Dataset:

====

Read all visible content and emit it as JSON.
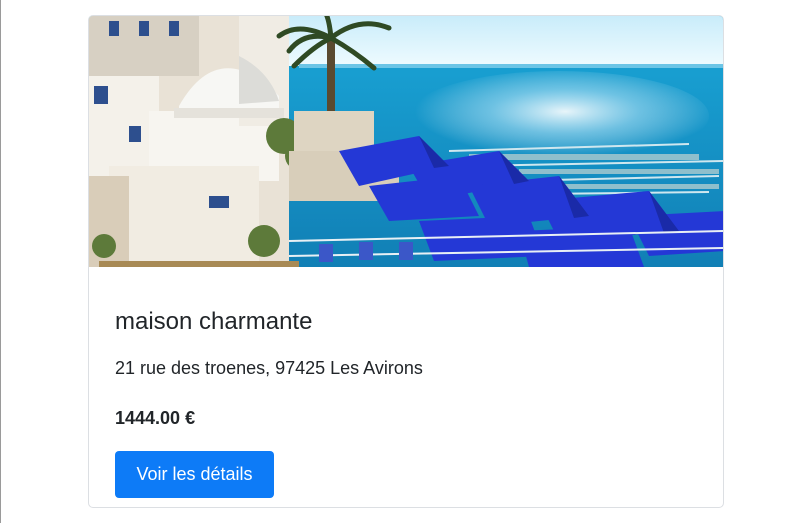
{
  "listing": {
    "title": "maison charmante",
    "address": "21 rue des troenes, 97425 Les Avirons",
    "price": "1444.00 €",
    "details_button_label": "Voir les détails",
    "image_alt": "vue sur la mer"
  },
  "colors": {
    "button_bg": "#0d7bf7",
    "text": "#212529",
    "card_border": "#dcdfe3",
    "sea": "#1f9bd1",
    "umbrella_blue": "#2438d6",
    "sky": "#dff4fc"
  }
}
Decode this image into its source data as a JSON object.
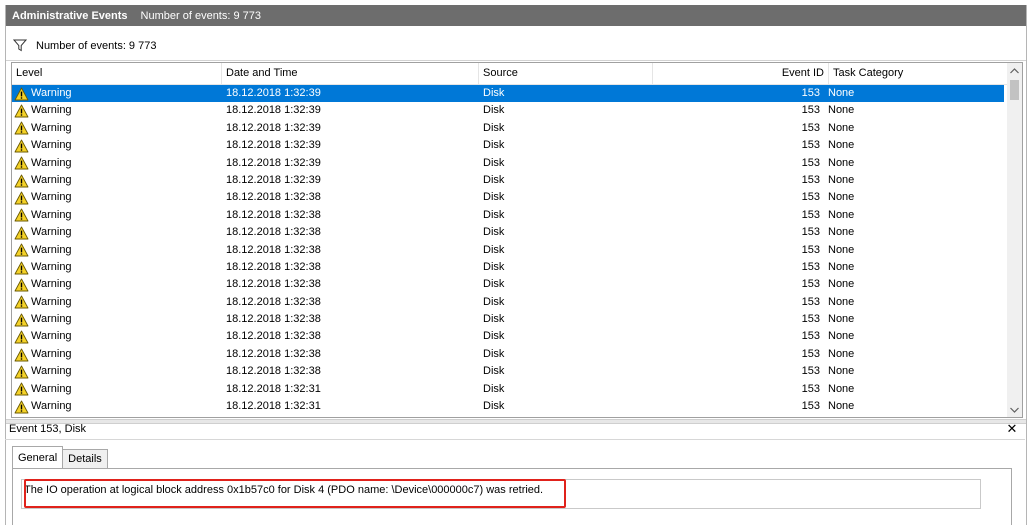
{
  "window": {
    "title": "Administrative Events",
    "title_count": "Number of events: 9 773"
  },
  "filter": {
    "icon": "filter-icon",
    "count_label": "Number of events: 9 773"
  },
  "columns": {
    "level": "Level",
    "date": "Date and Time",
    "source": "Source",
    "event_id": "Event ID",
    "category": "Task Category"
  },
  "events": [
    {
      "level": "Warning",
      "date": "18.12.2018 1:32:39",
      "source": "Disk",
      "id": "153",
      "category": "None",
      "selected": true
    },
    {
      "level": "Warning",
      "date": "18.12.2018 1:32:39",
      "source": "Disk",
      "id": "153",
      "category": "None"
    },
    {
      "level": "Warning",
      "date": "18.12.2018 1:32:39",
      "source": "Disk",
      "id": "153",
      "category": "None"
    },
    {
      "level": "Warning",
      "date": "18.12.2018 1:32:39",
      "source": "Disk",
      "id": "153",
      "category": "None"
    },
    {
      "level": "Warning",
      "date": "18.12.2018 1:32:39",
      "source": "Disk",
      "id": "153",
      "category": "None"
    },
    {
      "level": "Warning",
      "date": "18.12.2018 1:32:39",
      "source": "Disk",
      "id": "153",
      "category": "None"
    },
    {
      "level": "Warning",
      "date": "18.12.2018 1:32:38",
      "source": "Disk",
      "id": "153",
      "category": "None"
    },
    {
      "level": "Warning",
      "date": "18.12.2018 1:32:38",
      "source": "Disk",
      "id": "153",
      "category": "None"
    },
    {
      "level": "Warning",
      "date": "18.12.2018 1:32:38",
      "source": "Disk",
      "id": "153",
      "category": "None"
    },
    {
      "level": "Warning",
      "date": "18.12.2018 1:32:38",
      "source": "Disk",
      "id": "153",
      "category": "None"
    },
    {
      "level": "Warning",
      "date": "18.12.2018 1:32:38",
      "source": "Disk",
      "id": "153",
      "category": "None"
    },
    {
      "level": "Warning",
      "date": "18.12.2018 1:32:38",
      "source": "Disk",
      "id": "153",
      "category": "None"
    },
    {
      "level": "Warning",
      "date": "18.12.2018 1:32:38",
      "source": "Disk",
      "id": "153",
      "category": "None"
    },
    {
      "level": "Warning",
      "date": "18.12.2018 1:32:38",
      "source": "Disk",
      "id": "153",
      "category": "None"
    },
    {
      "level": "Warning",
      "date": "18.12.2018 1:32:38",
      "source": "Disk",
      "id": "153",
      "category": "None"
    },
    {
      "level": "Warning",
      "date": "18.12.2018 1:32:38",
      "source": "Disk",
      "id": "153",
      "category": "None"
    },
    {
      "level": "Warning",
      "date": "18.12.2018 1:32:38",
      "source": "Disk",
      "id": "153",
      "category": "None"
    },
    {
      "level": "Warning",
      "date": "18.12.2018 1:32:31",
      "source": "Disk",
      "id": "153",
      "category": "None"
    },
    {
      "level": "Warning",
      "date": "18.12.2018 1:32:31",
      "source": "Disk",
      "id": "153",
      "category": "None"
    }
  ],
  "detail": {
    "header": "Event 153, Disk",
    "tabs": {
      "general": "General",
      "details": "Details"
    },
    "message": "The IO operation at logical block address 0x1b57c0 for Disk 4 (PDO name: \\Device\\000000c7) was retried."
  },
  "colors": {
    "titlebar": "#6d6d6d",
    "selection": "#0078d7",
    "warning_icon": "#f5d228",
    "highlight": "#e0221b"
  }
}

====

Given exercise: Give an exact reproduction of every line, leaving out any picture.

Task solution:
Read all visible content and emit it as JSON.
{
  "listing": {
    "title": "maison charmante",
    "address": "21 rue des troenes, 97425 Les Avirons",
    "price": "1444.00 €",
    "details_button_label": "Voir les détails",
    "image_alt": "vue sur la mer"
  },
  "colors": {
    "button_bg": "#0d7bf7",
    "text": "#212529",
    "card_border": "#dcdfe3",
    "sea": "#1f9bd1",
    "umbrella_blue": "#2438d6",
    "sky": "#dff4fc"
  }
}
Decode this image into its source data as a JSON object.
{
  "window": {
    "title": "Administrative Events",
    "title_count": "Number of events: 9 773"
  },
  "filter": {
    "icon": "filter-icon",
    "count_label": "Number of events: 9 773"
  },
  "columns": {
    "level": "Level",
    "date": "Date and Time",
    "source": "Source",
    "event_id": "Event ID",
    "category": "Task Category"
  },
  "events": [
    {
      "level": "Warning",
      "date": "18.12.2018 1:32:39",
      "source": "Disk",
      "id": "153",
      "category": "None",
      "selected": true
    },
    {
      "level": "Warning",
      "date": "18.12.2018 1:32:39",
      "source": "Disk",
      "id": "153",
      "category": "None"
    },
    {
      "level": "Warning",
      "date": "18.12.2018 1:32:39",
      "source": "Disk",
      "id": "153",
      "category": "None"
    },
    {
      "level": "Warning",
      "date": "18.12.2018 1:32:39",
      "source": "Disk",
      "id": "153",
      "category": "None"
    },
    {
      "level": "Warning",
      "date": "18.12.2018 1:32:39",
      "source": "Disk",
      "id": "153",
      "category": "None"
    },
    {
      "level": "Warning",
      "date": "18.12.2018 1:32:39",
      "source": "Disk",
      "id": "153",
      "category": "None"
    },
    {
      "level": "Warning",
      "date": "18.12.2018 1:32:38",
      "source": "Disk",
      "id": "153",
      "category": "None"
    },
    {
      "level": "Warning",
      "date": "18.12.2018 1:32:38",
      "source": "Disk",
      "id": "153",
      "category": "None"
    },
    {
      "level": "Warning",
      "date": "18.12.2018 1:32:38",
      "source": "Disk",
      "id": "153",
      "category": "None"
    },
    {
      "level": "Warning",
      "date": "18.12.2018 1:32:38",
      "source": "Disk",
      "id": "153",
      "category": "None"
    },
    {
      "level": "Warning",
      "date": "18.12.2018 1:32:38",
      "source": "Disk",
      "id": "153",
      "category": "None"
    },
    {
      "level": "Warning",
      "date": "18.12.2018 1:32:38",
      "source": "Disk",
      "id": "153",
      "category": "None"
    },
    {
      "level": "Warning",
      "date": "18.12.2018 1:32:38",
      "source": "Disk",
      "id": "153",
      "category": "None"
    },
    {
      "level": "Warning",
      "date": "18.12.2018 1:32:38",
      "source": "Disk",
      "id": "153",
      "category": "None"
    },
    {
      "level": "Warning",
      "date": "18.12.2018 1:32:38",
      "source": "Disk",
      "id": "153",
      "category": "None"
    },
    {
      "level": "Warning",
      "date": "18.12.2018 1:32:38",
      "source": "Disk",
      "id": "153",
      "category": "None"
    },
    {
      "level": "Warning",
      "date": "18.12.2018 1:32:38",
      "source": "Disk",
      "id": "153",
      "category": "None"
    },
    {
      "level": "Warning",
      "date": "18.12.2018 1:32:31",
      "source": "Disk",
      "id": "153",
      "category": "None"
    },
    {
      "level": "Warning",
      "date": "18.12.2018 1:32:31",
      "source": "Disk",
      "id": "153",
      "category": "None"
    }
  ],
  "detail": {
    "header": "Event 153, Disk",
    "tabs": {
      "general": "General",
      "details": "Details"
    },
    "message": "The IO operation at logical block address 0x1b57c0 for Disk 4 (PDO name: \\Device\\000000c7) was retried."
  },
  "colors": {
    "titlebar": "#6d6d6d",
    "selection": "#0078d7",
    "warning_icon": "#f5d228",
    "highlight": "#e0221b"
  }
}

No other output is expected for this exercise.